▶ _Given instruction_:
Reproduce the listing below without any change.

▶ _Entries provided_:

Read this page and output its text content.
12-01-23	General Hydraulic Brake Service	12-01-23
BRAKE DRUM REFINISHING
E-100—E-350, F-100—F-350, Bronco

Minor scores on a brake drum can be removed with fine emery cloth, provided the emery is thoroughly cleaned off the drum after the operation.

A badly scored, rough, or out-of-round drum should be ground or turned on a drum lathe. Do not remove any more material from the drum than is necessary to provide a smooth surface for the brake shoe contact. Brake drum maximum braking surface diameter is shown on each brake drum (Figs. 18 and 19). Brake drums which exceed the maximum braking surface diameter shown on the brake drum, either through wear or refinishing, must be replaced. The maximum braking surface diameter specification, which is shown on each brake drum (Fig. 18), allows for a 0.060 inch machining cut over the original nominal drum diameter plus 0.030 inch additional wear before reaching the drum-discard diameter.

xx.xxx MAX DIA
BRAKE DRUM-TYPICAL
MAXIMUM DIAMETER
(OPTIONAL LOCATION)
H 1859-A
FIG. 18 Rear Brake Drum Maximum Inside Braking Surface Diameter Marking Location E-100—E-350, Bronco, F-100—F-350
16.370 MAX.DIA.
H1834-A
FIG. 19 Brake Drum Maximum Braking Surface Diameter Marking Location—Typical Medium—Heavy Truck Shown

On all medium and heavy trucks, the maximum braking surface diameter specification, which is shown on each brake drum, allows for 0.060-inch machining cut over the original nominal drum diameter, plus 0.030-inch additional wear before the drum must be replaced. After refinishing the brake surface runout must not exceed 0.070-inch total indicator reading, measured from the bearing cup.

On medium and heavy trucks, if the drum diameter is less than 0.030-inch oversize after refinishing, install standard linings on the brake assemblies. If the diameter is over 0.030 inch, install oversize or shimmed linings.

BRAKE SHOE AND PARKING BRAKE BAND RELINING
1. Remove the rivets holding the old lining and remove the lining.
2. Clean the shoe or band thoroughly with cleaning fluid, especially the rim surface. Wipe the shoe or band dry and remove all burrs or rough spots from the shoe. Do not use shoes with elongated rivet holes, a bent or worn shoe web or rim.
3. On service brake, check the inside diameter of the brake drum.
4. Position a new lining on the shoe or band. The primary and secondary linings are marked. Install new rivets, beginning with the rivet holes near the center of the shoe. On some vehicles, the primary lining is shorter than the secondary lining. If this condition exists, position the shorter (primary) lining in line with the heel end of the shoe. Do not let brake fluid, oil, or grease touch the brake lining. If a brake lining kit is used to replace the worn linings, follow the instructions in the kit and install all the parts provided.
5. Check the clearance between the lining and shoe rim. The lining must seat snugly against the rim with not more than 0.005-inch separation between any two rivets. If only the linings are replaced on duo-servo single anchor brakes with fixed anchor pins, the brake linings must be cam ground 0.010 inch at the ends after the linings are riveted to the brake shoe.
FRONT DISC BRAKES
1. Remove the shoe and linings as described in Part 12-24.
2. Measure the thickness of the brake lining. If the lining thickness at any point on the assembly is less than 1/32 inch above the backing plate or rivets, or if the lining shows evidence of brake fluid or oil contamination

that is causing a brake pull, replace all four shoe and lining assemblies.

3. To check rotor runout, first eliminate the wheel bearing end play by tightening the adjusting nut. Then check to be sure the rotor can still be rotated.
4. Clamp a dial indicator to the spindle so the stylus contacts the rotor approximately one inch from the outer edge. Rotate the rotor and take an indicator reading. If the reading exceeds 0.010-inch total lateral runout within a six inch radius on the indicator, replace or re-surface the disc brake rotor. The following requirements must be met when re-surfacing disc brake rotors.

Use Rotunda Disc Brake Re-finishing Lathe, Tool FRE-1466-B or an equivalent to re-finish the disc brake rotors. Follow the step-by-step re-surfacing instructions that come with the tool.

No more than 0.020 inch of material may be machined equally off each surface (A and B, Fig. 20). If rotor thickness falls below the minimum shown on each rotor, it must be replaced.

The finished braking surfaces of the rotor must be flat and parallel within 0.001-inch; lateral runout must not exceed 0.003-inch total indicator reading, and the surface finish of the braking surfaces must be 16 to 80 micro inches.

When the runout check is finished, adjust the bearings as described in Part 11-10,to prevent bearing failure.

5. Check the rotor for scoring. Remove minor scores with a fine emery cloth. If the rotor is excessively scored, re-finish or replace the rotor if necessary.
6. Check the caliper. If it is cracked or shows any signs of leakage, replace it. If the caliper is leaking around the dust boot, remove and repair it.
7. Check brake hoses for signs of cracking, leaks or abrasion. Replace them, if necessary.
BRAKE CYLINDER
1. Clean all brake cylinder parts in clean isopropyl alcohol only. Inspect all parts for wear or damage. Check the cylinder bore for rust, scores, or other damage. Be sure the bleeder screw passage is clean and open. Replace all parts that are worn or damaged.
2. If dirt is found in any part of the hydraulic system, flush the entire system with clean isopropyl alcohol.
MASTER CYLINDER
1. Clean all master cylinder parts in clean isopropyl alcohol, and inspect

▶ _Response_:
Read this page and output its text content.
12-01-23	General Hydraulic Brake Service	12-01-23
BRAKE DRUM REFINISHING
E-100—E-350, F-100—F-350, Bronco

Minor scores on a brake drum can be removed with fine emery cloth, provided the emery is thoroughly cleaned off the drum after the operation.

A badly scored, rough, or out-of-round drum should be ground or turned on a drum lathe. Do not remove any more material from the drum than is necessary to provide a smooth surface for the brake shoe contact. Brake drum maximum braking surface diameter is shown on each brake drum (Figs. 18 and 19). Brake drums which exceed the maximum braking surface diameter shown on the brake drum, either through wear or refinishing, must be replaced. The maximum braking surface diameter specification, which is shown on each brake drum (Fig. 18), allows for a 0.060 inch machining cut over the original nominal drum diameter plus 0.030 inch additional wear before reaching the drum-discard diameter.

xx.xxx MAX DIA
BRAKE DRUM-TYPICAL
MAXIMUM DIAMETER
(OPTIONAL LOCATION)
H 1859-A
FIG. 18 Rear Brake Drum Maximum Inside Braking Surface Diameter Marking Location E-100—E-350, Bronco, F-100—F-350
16.370 MAX.DIA.
H1834-A
FIG. 19 Brake Drum Maximum Braking Surface Diameter Marking Location—Typical Medium—Heavy Truck Shown

On all medium and heavy trucks, the maximum braking surface diameter specification, which is shown on each brake drum, allows for 0.060-inch machining cut over the original nominal drum diameter, plus 0.030-inch additional wear before the drum must be replaced. After refinishing the brake surface runout must not exceed 0.070-inch total indicator reading, measured from the bearing cup.

On medium and heavy trucks, if the drum diameter is less than 0.030-inch oversize after refinishing, install standard linings on the brake assemblies. If the diameter is over 0.030 inch, install oversize or shimmed linings.

BRAKE SHOE AND PARKING BRAKE BAND RELINING
1. Remove the rivets holding the old lining and remove the lining.
2. Clean the shoe or band thoroughly with cleaning fluid, especially the rim surface. Wipe the shoe or band dry and remove all burrs or rough spots from the shoe. Do not use shoes with elongated rivet holes, a bent or worn shoe web or rim.
3. On service brake, check the inside diameter of the brake drum.
4. Position a new lining on the shoe or band. The primary and secondary linings are marked. Install new rivets, beginning with the rivet holes near the center of the shoe. On some vehicles, the primary lining is shorter than the secondary lining. If this condition exists, position the shorter (primary) lining in line with the heel end of the shoe. Do not let brake fluid, oil, or grease touch the brake lining. If a brake lining kit is used to replace the worn linings, follow the instructions in the kit and install all the parts provided.
5. Check the clearance between the lining and shoe rim. The lining must seat snugly against the rim with not more than 0.005-inch separation between any two rivets. If only the linings are replaced on duo-servo single anchor brakes with fixed anchor pins, the brake linings must be cam ground 0.010 inch at the ends after the linings are riveted to the brake shoe.
FRONT DISC BRAKES
1. Remove the shoe and linings as described in Part 12-24.
2. Measure the thickness of the brake lining. If the lining thickness at any point on the assembly is less than 1/32 inch above the backing plate or rivets, or if the lining shows evidence of brake fluid or oil contamination

that is causing a brake pull, replace all four shoe and lining assemblies.

3. To check rotor runout, first eliminate the wheel bearing end play by tightening the adjusting nut. Then check to be sure the rotor can still be rotated.
4. Clamp a dial indicator to the spindle so the stylus contacts the rotor approximately one inch from the outer edge. Rotate the rotor and take an indicator reading. If the reading exceeds 0.010-inch total lateral runout within a six inch radius on the indicator, replace or re-surface the disc brake rotor. The following requirements must be met when re-surfacing disc brake rotors.

Use Rotunda Disc Brake Re-finishing Lathe, Tool FRE-1466-B or an equivalent to re-finish the disc brake rotors. Follow the step-by-step re-surfacing instructions that come with the tool.

No more than 0.020 inch of material may be machined equally off each surface (A and B, Fig. 20). If rotor thickness falls below the minimum shown on each rotor, it must be replaced.

The finished braking surfaces of the rotor must be flat and parallel within 0.001-inch; lateral runout must not exceed 0.003-inch total indicator reading, and the surface finish of the braking surfaces must be 16 to 80 micro inches.

When the runout check is finished, adjust the bearings as described in Part 11-10,to prevent bearing failure.

5. Check the rotor for scoring. Remove minor scores with a fine emery cloth. If the rotor is excessively scored, re-finish or replace the rotor if necessary.
6. Check the caliper. If it is cracked or shows any signs of leakage, replace it. If the caliper is leaking around the dust boot, remove and repair it.
7. Check brake hoses for signs of cracking, leaks or abrasion. Replace them, if necessary.
BRAKE CYLINDER
1. Clean all brake cylinder parts in clean isopropyl alcohol only. Inspect all parts for wear or damage. Check the cylinder bore for rust, scores, or other damage. Be sure the bleeder screw passage is clean and open. Replace all parts that are worn or damaged.
2. If dirt is found in any part of the hydraulic system, flush the entire system with clean isopropyl alcohol.
MASTER CYLINDER
1. Clean all master cylinder parts in clean isopropyl alcohol, and inspect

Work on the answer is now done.